Exercise brief
Express every line of the data below as a JSON list of strings, one string per line, omitting any blank lines.

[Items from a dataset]
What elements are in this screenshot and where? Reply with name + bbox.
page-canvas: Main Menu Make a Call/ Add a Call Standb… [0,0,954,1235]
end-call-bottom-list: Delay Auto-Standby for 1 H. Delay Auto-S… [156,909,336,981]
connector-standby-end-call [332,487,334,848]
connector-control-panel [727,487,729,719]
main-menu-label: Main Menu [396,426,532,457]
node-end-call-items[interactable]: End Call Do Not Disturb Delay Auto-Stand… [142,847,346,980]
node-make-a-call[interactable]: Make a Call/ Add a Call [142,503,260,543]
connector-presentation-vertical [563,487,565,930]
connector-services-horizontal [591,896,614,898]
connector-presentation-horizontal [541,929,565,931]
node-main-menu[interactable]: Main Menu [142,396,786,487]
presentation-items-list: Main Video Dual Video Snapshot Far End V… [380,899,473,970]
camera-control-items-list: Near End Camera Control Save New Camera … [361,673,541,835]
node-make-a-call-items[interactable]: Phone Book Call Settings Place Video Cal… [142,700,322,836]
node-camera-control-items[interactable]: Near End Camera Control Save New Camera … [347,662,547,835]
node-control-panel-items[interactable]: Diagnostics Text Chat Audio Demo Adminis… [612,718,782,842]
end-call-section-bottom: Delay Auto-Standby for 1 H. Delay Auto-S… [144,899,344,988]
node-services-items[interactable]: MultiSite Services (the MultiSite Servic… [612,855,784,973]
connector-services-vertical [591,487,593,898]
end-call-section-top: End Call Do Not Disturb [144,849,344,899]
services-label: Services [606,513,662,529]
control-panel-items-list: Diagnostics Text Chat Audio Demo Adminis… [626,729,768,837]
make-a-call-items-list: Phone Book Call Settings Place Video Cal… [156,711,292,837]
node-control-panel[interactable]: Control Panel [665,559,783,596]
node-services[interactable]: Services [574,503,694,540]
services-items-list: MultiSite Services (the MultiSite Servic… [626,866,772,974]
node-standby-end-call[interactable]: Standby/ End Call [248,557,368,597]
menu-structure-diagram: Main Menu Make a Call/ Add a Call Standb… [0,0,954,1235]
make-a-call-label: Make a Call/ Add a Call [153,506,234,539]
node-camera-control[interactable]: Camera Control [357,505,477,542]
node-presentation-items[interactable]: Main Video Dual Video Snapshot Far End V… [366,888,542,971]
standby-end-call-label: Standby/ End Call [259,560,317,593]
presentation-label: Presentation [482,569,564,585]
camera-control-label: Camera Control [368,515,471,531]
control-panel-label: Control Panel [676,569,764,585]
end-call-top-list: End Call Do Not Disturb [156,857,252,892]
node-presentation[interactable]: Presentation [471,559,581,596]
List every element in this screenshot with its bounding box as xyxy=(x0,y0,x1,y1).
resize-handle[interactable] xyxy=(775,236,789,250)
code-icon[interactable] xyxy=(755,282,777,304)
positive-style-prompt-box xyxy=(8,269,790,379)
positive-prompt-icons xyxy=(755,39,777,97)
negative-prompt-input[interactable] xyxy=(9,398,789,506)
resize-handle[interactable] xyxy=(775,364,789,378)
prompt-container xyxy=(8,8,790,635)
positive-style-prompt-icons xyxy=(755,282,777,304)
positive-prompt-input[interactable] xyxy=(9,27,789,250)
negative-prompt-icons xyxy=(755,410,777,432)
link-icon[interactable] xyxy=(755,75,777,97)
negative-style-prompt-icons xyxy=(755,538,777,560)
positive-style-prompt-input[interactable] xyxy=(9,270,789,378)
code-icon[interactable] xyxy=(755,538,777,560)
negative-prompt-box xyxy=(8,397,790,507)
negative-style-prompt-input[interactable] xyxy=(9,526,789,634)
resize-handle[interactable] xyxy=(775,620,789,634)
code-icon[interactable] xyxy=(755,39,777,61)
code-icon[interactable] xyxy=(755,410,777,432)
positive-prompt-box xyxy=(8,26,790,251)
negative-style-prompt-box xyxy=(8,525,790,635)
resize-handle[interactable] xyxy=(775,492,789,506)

Solution to the exercise
[
  "What elements are in this screenshot and where? Reply with name + bbox.",
  "page-canvas: Main Menu Make a Call/ Add a Call Standb… [0,0,954,1235]",
  "end-call-bottom-list: Delay Auto-Standby for 1 H. Delay Auto-S… [156,909,336,981]",
  "connector-standby-end-call [332,487,334,848]",
  "connector-control-panel [727,487,729,719]",
  "main-menu-label: Main Menu [396,426,532,457]",
  "node-end-call-items[interactable]: End Call Do Not Disturb Delay Auto-Stand… [142,847,346,980]",
  "node-make-a-call[interactable]: Make a Call/ Add a Call [142,503,260,543]",
  "connector-presentation-vertical [563,487,565,930]",
  "connector-services-horizontal [591,896,614,898]",
  "connector-presentation-horizontal [541,929,565,931]",
  "node-main-menu[interactable]: Main Menu [142,396,786,487]",
  "presentation-items-list: Main Video Dual Video Snapshot Far End V… [380,899,473,970]",
  "camera-control-items-list: Near End Camera Control Save New Camera … [361,673,541,835]",
  "node-make-a-call-items[interactable]: Phone Book Call Settings Place Video Cal… [142,700,322,836]",
  "node-camera-control-items[interactable]: Near End Camera Control Save New Camera … [347,662,547,835]",
  "node-control-panel-items[interactable]: Diagnostics Text Chat Audio Demo Adminis… [612,718,782,842]",
  "end-call-section-bottom: Delay Auto-Standby for 1 H. Delay Auto-S… [144,899,344,988]",
  "node-services-items[interactable]: MultiSite Services (the MultiSite Servic… [612,855,784,973]",
  "connector-services-vertical [591,487,593,898]",
  "end-call-section-top: End Call Do Not Disturb [144,849,344,899]",
  "services-label: Services [606,513,662,529]",
  "control-panel-items-list: Diagnostics Text Chat Audio Demo Adminis… [626,729,768,837]",
  "make-a-call-items-list: Phone Book Call Settings Place Video Cal… [156,711,292,837]",
  "node-control-panel[interactable]: Control Panel [665,559,783,596]",
  "node-services[interactable]: Services [574,503,694,540]",
  "services-items-list: MultiSite Services (the MultiSite Servic… [626,866,772,974]",
  "node-standby-end-call[interactable]: Standby/ End Call [248,557,368,597]",
  "menu-structure-diagram: Main Menu Make a Call/ Add a Call Standb… [0,0,954,1235]",
  "make-a-call-label: Make a Call/ Add a Call [153,506,234,539]",
  "node-camera-control[interactable]: Camera Control [357,505,477,542]",
  "node-presentation-items[interactable]: Main Video Dual Video Snapshot Far End V… [366,888,542,971]",
  "standby-end-call-label: Standby/ End Call [259,560,317,593]",
  "presentation-label: Presentation [482,569,564,585]",
  "camera-control-label: Camera Control [368,515,471,531]",
  "control-panel-label: Control Panel [676,569,764,585]",
  "end-call-top-list: End Call Do Not Disturb [156,857,252,892]",
  "node-presentation[interactable]: Presentation [471,559,581,596]",
  "List every element in this screenshot with its bounding box as xyxy=(x0,y0,x1,y1).",
  "resize-handle[interactable] xyxy=(775,236,789,250)",
  "code-icon[interactable] xyxy=(755,282,777,304)",
  "positive-style-prompt-box xyxy=(8,269,790,379)",
  "positive-prompt-icons xyxy=(755,39,777,97)",
  "negative-prompt-input[interactable] xyxy=(9,398,789,506)",
  "resize-handle[interactable] xyxy=(775,364,789,378)",
  "prompt-container xyxy=(8,8,790,635)",
  "positive-style-prompt-icons xyxy=(755,282,777,304)",
  "positive-prompt-input[interactable] xyxy=(9,27,789,250)",
  "negative-prompt-icons xyxy=(755,410,777,432)",
  "link-icon[interactable] xyxy=(755,75,777,97)",
  "negative-style-prompt-icons xyxy=(755,538,777,560)",
  "positive-style-prompt-input[interactable] xyxy=(9,270,789,378)",
  "code-icon[interactable] xyxy=(755,538,777,560)",
  "negative-prompt-box xyxy=(8,397,790,507)",
  "negative-style-prompt-input[interactable] xyxy=(9,526,789,634)",
  "resize-handle[interactable] xyxy=(775,620,789,634)",
  "code-icon[interactable] xyxy=(755,39,777,61)",
  "code-icon[interactable] xyxy=(755,410,777,432)",
  "positive-prompt-box xyxy=(8,26,790,251)",
  "negative-style-prompt-box xyxy=(8,525,790,635)",
  "resize-handle[interactable] xyxy=(775,492,789,506)"
]